= WORK TO COMPLETE =
Output the material below in its entirety, exactly as given.

= MATERIAL FOR THIS EXERCISE =
○ ○ ○ ○ ○ ○ ○
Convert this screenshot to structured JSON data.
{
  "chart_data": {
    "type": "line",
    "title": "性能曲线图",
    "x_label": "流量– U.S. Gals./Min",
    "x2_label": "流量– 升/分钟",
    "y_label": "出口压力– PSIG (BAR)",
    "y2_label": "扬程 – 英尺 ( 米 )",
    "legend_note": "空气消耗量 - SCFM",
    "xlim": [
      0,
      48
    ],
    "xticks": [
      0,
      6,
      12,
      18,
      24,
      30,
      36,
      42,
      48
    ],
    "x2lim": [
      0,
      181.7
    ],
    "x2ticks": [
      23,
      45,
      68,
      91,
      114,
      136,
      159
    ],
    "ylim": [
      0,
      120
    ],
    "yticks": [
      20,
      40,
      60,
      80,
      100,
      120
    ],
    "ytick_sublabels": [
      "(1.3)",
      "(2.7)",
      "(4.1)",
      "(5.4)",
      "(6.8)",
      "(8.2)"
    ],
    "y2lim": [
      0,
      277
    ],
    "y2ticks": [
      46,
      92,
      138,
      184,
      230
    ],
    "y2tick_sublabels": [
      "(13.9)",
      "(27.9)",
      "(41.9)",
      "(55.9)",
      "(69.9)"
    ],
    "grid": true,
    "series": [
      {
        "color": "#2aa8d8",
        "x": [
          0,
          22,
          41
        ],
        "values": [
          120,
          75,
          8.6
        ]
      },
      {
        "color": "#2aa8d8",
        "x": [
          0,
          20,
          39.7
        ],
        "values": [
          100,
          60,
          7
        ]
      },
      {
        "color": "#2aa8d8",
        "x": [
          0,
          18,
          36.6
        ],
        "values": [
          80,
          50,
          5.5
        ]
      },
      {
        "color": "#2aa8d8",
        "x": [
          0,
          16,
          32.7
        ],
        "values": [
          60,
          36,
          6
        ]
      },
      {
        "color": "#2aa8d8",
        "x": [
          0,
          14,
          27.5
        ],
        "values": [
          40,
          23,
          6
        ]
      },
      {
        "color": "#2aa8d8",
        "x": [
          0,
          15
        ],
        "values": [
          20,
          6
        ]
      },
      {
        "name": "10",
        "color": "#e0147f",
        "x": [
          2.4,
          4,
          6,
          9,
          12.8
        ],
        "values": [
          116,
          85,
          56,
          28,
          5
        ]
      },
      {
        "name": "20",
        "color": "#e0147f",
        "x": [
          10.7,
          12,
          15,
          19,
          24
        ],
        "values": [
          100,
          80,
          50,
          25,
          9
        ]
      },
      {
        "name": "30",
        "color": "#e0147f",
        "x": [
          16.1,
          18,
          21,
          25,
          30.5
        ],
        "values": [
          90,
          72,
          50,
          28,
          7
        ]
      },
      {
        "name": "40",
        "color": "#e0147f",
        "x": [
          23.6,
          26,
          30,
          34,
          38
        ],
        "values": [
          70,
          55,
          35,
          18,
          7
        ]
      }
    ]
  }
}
○ ○ ○ ○ ○ ○ ○
= FINAL RESULT =
Convert this screenshot to structured JSON data.
{
  "chart_data": {
    "type": "line",
    "title": "性能曲线图",
    "x_label": "流量– U.S. Gals./Min",
    "x2_label": "流量– 升/分钟",
    "y_label": "出口压力– PSIG (BAR)",
    "y2_label": "扬程 – 英尺 ( 米 )",
    "legend_note": "空气消耗量 - SCFM",
    "xlim": [
      0,
      48
    ],
    "xticks": [
      0,
      6,
      12,
      18,
      24,
      30,
      36,
      42,
      48
    ],
    "x2lim": [
      0,
      181.7
    ],
    "x2ticks": [
      23,
      45,
      68,
      91,
      114,
      136,
      159
    ],
    "ylim": [
      0,
      120
    ],
    "yticks": [
      20,
      40,
      60,
      80,
      100,
      120
    ],
    "ytick_sublabels": [
      "(1.3)",
      "(2.7)",
      "(4.1)",
      "(5.4)",
      "(6.8)",
      "(8.2)"
    ],
    "y2lim": [
      0,
      277
    ],
    "y2ticks": [
      46,
      92,
      138,
      184,
      230
    ],
    "y2tick_sublabels": [
      "(13.9)",
      "(27.9)",
      "(41.9)",
      "(55.9)",
      "(69.9)"
    ],
    "grid": true,
    "series": [
      {
        "color": "#2aa8d8",
        "x": [
          0,
          22,
          41
        ],
        "values": [
          120,
          75,
          8.6
        ]
      },
      {
        "color": "#2aa8d8",
        "x": [
          0,
          20,
          39.7
        ],
        "values": [
          100,
          60,
          7
        ]
      },
      {
        "color": "#2aa8d8",
        "x": [
          0,
          18,
          36.6
        ],
        "values": [
          80,
          50,
          5.5
        ]
      },
      {
        "color": "#2aa8d8",
        "x": [
          0,
          16,
          32.7
        ],
        "values": [
          60,
          36,
          6
        ]
      },
      {
        "color": "#2aa8d8",
        "x": [
          0,
          14,
          27.5
        ],
        "values": [
          40,
          23,
          6
        ]
      },
      {
        "color": "#2aa8d8",
        "x": [
          0,
          15
        ],
        "values": [
          20,
          6
        ]
      },
      {
        "name": "10",
        "color": "#e0147f",
        "x": [
          2.4,
          4,
          6,
          9,
          12.8
        ],
        "values": [
          116,
          85,
          56,
          28,
          5
        ]
      },
      {
        "name": "20",
        "color": "#e0147f",
        "x": [
          10.7,
          12,
          15,
          19,
          24
        ],
        "values": [
          100,
          80,
          50,
          25,
          9
        ]
      },
      {
        "name": "30",
        "color": "#e0147f",
        "x": [
          16.1,
          18,
          21,
          25,
          30.5
        ],
        "values": [
          90,
          72,
          50,
          28,
          7
        ]
      },
      {
        "name": "40",
        "color": "#e0147f",
        "x": [
          23.6,
          26,
          30,
          34,
          38
        ],
        "values": [
          70,
          55,
          35,
          18,
          7
        ]
      }
    ]
  }
}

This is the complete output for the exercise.